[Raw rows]
---+---

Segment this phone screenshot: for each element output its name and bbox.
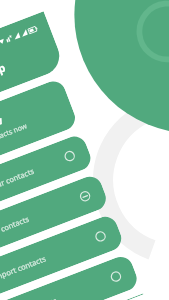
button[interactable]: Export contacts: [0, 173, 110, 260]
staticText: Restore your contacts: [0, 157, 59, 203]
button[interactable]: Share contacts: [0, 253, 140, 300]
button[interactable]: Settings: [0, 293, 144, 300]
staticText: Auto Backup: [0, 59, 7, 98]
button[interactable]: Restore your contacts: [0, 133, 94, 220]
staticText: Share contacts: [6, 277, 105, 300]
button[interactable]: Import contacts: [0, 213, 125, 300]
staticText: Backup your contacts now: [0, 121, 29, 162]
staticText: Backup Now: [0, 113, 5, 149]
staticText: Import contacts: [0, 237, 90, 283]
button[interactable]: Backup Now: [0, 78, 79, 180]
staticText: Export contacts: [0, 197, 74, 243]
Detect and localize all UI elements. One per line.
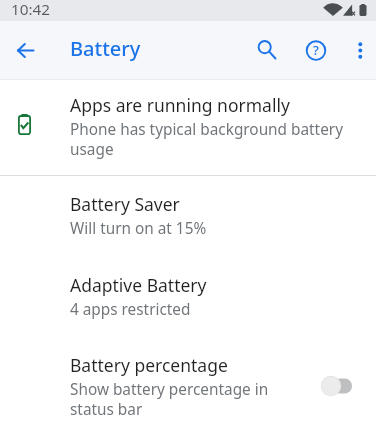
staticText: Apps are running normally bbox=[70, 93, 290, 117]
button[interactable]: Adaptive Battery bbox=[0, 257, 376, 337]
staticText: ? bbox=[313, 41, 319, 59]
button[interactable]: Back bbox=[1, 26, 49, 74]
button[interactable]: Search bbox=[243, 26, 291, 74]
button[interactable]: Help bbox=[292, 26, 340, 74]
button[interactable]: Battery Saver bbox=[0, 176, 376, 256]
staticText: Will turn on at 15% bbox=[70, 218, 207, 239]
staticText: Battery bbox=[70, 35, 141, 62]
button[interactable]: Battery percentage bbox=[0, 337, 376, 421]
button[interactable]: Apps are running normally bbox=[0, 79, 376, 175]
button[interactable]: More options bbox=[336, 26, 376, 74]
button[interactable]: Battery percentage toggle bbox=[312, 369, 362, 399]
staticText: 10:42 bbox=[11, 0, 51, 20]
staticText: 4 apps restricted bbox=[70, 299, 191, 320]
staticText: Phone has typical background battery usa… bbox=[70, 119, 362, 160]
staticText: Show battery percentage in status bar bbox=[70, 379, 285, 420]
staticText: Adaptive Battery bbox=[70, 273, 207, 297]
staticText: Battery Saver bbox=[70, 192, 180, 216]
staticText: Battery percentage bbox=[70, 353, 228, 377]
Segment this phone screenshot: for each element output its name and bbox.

---+---

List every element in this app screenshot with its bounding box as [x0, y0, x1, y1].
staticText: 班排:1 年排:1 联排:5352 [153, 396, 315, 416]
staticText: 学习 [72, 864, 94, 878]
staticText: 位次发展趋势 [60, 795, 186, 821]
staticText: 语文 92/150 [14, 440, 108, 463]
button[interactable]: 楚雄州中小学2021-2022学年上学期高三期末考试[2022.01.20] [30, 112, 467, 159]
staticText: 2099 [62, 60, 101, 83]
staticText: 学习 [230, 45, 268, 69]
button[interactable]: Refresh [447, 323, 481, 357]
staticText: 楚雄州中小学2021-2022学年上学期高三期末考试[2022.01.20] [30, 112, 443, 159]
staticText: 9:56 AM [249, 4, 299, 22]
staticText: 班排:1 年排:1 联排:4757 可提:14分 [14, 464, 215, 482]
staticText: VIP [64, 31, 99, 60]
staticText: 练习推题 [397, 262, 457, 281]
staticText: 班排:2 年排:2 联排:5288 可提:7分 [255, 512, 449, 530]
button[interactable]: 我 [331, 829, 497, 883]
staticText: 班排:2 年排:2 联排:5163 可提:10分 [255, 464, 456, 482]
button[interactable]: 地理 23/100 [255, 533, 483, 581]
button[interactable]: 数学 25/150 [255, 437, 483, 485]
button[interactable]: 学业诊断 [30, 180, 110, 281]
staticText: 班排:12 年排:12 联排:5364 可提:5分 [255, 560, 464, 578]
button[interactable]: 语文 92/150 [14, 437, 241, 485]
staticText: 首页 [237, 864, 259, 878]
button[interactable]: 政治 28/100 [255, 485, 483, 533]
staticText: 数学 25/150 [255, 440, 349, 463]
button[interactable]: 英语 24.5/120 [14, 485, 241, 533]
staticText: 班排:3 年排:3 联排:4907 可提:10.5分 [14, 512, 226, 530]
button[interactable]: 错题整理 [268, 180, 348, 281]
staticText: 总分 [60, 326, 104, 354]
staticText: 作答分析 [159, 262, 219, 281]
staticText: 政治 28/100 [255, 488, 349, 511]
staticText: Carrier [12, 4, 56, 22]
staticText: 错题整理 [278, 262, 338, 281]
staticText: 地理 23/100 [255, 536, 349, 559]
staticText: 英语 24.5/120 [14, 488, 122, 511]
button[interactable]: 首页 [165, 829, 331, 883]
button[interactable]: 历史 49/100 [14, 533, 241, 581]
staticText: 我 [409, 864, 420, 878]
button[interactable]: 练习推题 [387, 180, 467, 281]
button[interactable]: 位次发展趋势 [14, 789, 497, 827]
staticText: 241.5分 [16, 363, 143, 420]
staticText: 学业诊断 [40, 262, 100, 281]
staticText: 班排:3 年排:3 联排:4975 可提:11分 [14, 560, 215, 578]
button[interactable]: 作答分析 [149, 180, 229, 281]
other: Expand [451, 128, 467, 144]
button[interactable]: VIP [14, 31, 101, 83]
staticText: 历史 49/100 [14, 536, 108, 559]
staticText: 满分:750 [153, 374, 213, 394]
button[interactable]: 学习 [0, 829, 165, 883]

---+---

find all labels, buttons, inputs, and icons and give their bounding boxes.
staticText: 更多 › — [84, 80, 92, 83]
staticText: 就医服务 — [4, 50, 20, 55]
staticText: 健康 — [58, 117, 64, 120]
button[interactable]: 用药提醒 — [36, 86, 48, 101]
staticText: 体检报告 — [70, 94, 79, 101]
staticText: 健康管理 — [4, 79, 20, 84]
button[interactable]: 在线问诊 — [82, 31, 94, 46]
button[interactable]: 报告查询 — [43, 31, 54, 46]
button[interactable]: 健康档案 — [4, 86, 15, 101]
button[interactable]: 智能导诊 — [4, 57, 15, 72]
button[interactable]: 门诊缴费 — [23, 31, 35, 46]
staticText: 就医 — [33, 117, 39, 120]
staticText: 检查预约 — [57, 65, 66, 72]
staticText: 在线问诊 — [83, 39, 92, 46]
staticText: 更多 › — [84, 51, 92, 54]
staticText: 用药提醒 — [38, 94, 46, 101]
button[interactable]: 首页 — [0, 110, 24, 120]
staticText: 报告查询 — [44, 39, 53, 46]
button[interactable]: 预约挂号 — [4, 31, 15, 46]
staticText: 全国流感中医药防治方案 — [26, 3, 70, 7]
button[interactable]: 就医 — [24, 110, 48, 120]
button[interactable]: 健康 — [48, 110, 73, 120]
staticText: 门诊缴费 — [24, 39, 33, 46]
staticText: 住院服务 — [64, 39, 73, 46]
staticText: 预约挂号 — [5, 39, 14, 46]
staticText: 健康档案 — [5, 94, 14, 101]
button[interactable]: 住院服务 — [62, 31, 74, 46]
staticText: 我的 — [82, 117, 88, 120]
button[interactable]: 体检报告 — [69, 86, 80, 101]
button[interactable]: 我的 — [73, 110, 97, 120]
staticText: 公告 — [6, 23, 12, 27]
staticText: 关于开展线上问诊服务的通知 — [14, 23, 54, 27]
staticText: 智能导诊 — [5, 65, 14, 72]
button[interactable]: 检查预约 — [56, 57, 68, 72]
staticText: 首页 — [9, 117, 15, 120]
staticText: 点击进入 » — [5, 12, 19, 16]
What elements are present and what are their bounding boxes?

---+---

## INSTRUCTION
Could you render the rows as a Markdown table with the columns "No." and "Line", starting at the line that contains "List every element" and ending at the line that contains "button[interactable]: 错题整理 [268, 180, 348, 281]"? Number each line and leave out any blank lines.

## EXPECTED ANSWER
| No. | Line |
|---|---|
| 1 | List every element in this app screenshot with its bounding box as [x0, y0, x1, y1]. |
| 2 | staticText: 班排:1 年排:1 联排:5352 [153, 396, 315, 416] |
| 3 | staticText: 学习 [72, 864, 94, 878] |
| 4 | staticText: 位次发展趋势 [60, 795, 186, 821] |
| 5 | staticText: 语文 92/150 [14, 440, 108, 463] |
| 6 | button[interactable]: 楚雄州中小学2021-2022学年上学期高三期末考试[2022.01.20] [30, 112, 467, 159] |
| 7 | staticText: 2099 [62, 60, 101, 83] |
| 8 | staticText: 学习 [230, 45, 268, 69] |
| 9 | button[interactable]: Refresh [447, 323, 481, 357] |
| 10 | staticText: 楚雄州中小学2021-2022学年上学期高三期末考试[2022.01.20] [30, 112, 443, 159] |
| 11 | staticText: 9:56 AM [249, 4, 299, 22] |
| 12 | staticText: 班排:1 年排:1 联排:4757 可提:14分 [14, 464, 215, 482] |
| 13 | staticText: VIP [64, 31, 99, 60] |
| 14 | staticText: 练习推题 [397, 262, 457, 281] |
| 15 | staticText: 班排:2 年排:2 联排:5288 可提:7分 [255, 512, 449, 530] |
| 16 | button[interactable]: 我 [331, 829, 497, 883] |
| 17 | staticText: 班排:2 年排:2 联排:5163 可提:10分 [255, 464, 456, 482] |
| 18 | button[interactable]: 地理 23/100 [255, 533, 483, 581] |
| 19 | button[interactable]: 数学 25/150 [255, 437, 483, 485] |
| 20 | button[interactable]: 学业诊断 [30, 180, 110, 281] |
| 21 | staticText: 班排:12 年排:12 联排:5364 可提:5分 [255, 560, 464, 578] |
| 22 | button[interactable]: 语文 92/150 [14, 437, 241, 485] |
| 23 | staticText: 首页 [237, 864, 259, 878] |
| 24 | button[interactable]: 政治 28/100 [255, 485, 483, 533] |
| 25 | staticText: 数学 25/150 [255, 440, 349, 463] |
| 26 | button[interactable]: 英语 24.5/120 [14, 485, 241, 533] |
| 27 | staticText: 班排:3 年排:3 联排:4907 可提:10.5分 [14, 512, 226, 530] |
| 28 | button[interactable]: 错题整理 [268, 180, 348, 281] |